RECORD EXTRACTS:
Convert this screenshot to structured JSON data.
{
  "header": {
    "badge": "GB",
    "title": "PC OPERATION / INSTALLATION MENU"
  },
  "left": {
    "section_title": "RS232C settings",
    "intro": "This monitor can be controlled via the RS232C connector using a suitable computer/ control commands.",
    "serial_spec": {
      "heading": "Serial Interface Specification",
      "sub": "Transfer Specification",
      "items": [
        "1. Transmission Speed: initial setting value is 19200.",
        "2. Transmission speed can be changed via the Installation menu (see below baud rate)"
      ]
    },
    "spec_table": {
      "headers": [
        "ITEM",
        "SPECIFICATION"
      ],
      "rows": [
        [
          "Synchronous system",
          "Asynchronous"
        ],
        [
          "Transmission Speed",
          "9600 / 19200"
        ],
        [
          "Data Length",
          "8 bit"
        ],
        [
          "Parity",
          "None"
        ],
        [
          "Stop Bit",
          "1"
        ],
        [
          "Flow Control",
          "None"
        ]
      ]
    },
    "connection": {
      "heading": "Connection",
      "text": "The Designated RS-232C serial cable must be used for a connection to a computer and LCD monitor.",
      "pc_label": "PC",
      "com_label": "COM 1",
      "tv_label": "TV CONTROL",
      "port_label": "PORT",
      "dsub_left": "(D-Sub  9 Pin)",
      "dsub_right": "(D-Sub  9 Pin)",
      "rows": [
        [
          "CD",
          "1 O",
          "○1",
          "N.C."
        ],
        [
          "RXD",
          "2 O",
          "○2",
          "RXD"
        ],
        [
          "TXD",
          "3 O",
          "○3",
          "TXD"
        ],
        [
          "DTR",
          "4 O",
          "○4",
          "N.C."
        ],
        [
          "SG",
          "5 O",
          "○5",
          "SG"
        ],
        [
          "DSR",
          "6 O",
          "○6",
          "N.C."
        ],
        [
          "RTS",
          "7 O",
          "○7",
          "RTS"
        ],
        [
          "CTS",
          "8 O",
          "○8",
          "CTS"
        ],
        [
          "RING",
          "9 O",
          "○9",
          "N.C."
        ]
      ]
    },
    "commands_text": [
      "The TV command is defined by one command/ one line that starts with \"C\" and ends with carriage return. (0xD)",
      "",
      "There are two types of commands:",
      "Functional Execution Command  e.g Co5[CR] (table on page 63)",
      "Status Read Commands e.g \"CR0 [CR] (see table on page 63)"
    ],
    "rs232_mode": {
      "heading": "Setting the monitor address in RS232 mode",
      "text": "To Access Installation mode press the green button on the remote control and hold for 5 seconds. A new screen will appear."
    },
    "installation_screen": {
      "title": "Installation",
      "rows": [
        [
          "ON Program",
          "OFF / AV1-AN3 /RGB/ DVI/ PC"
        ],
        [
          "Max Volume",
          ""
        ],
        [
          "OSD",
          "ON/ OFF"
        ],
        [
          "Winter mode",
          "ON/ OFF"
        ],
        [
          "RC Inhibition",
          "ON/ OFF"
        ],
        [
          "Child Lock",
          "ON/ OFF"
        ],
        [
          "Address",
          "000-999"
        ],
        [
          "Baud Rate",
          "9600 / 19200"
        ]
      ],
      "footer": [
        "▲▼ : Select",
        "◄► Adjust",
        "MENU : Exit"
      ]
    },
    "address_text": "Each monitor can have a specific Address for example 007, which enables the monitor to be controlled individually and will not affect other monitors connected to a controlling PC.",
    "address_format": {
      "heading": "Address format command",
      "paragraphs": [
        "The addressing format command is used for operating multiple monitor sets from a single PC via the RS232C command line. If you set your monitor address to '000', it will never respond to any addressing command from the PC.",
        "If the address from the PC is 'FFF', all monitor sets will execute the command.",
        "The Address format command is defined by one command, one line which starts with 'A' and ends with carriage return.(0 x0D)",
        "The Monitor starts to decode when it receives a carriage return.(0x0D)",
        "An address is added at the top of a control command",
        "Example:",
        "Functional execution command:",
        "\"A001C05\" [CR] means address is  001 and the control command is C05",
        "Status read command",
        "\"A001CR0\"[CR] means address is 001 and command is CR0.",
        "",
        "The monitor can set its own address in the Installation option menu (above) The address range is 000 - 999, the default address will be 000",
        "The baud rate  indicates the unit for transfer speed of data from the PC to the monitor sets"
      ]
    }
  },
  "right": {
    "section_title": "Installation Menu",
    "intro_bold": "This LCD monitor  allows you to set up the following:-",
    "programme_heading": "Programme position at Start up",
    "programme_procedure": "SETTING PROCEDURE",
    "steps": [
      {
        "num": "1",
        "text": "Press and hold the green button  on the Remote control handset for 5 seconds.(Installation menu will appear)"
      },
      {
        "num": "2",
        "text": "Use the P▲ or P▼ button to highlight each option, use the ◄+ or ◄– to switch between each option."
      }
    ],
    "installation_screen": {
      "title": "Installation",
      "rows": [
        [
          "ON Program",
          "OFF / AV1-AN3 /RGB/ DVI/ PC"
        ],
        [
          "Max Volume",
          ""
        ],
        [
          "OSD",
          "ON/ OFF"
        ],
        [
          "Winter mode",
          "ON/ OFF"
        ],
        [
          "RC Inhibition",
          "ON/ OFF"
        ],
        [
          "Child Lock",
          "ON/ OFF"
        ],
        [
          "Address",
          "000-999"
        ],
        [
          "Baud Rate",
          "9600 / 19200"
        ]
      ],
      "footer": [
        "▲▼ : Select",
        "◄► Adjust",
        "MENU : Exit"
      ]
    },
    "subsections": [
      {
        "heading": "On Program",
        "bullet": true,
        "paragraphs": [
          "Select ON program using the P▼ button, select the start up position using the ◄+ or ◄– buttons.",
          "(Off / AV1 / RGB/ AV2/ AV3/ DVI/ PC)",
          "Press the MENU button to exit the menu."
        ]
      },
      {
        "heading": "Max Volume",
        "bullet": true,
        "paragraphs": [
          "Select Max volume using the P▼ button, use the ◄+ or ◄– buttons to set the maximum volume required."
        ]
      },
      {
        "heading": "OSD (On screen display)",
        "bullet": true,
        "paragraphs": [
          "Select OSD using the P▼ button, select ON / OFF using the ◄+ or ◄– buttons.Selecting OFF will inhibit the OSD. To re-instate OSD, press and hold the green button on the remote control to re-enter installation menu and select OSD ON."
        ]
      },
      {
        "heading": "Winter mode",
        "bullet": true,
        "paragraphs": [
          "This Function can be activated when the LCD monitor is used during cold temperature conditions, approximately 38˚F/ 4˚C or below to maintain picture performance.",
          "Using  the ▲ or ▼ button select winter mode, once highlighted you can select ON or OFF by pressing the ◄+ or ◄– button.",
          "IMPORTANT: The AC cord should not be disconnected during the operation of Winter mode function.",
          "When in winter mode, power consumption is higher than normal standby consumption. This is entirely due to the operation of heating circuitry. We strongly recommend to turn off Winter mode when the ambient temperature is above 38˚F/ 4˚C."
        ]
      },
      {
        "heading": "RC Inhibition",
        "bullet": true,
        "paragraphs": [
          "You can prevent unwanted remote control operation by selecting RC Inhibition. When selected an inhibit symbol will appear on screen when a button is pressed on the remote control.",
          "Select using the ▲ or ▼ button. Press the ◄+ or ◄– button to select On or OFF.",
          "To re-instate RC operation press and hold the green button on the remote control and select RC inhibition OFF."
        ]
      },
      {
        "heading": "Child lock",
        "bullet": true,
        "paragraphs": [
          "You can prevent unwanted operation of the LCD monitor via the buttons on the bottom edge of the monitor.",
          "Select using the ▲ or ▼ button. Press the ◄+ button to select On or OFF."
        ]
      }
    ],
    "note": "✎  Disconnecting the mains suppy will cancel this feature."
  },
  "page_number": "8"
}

SHORT EXERCISE: Show every line in the records above that contains the word "defined".

SOLVED PROBLEM:
      "The TV command is defined by one command/ one line that starts with \"C\" and ends with carriage return. (0xD)",
        "The Address format command is defined by one command, one line which starts with 'A' and ends with carriage return.(0 x0D)",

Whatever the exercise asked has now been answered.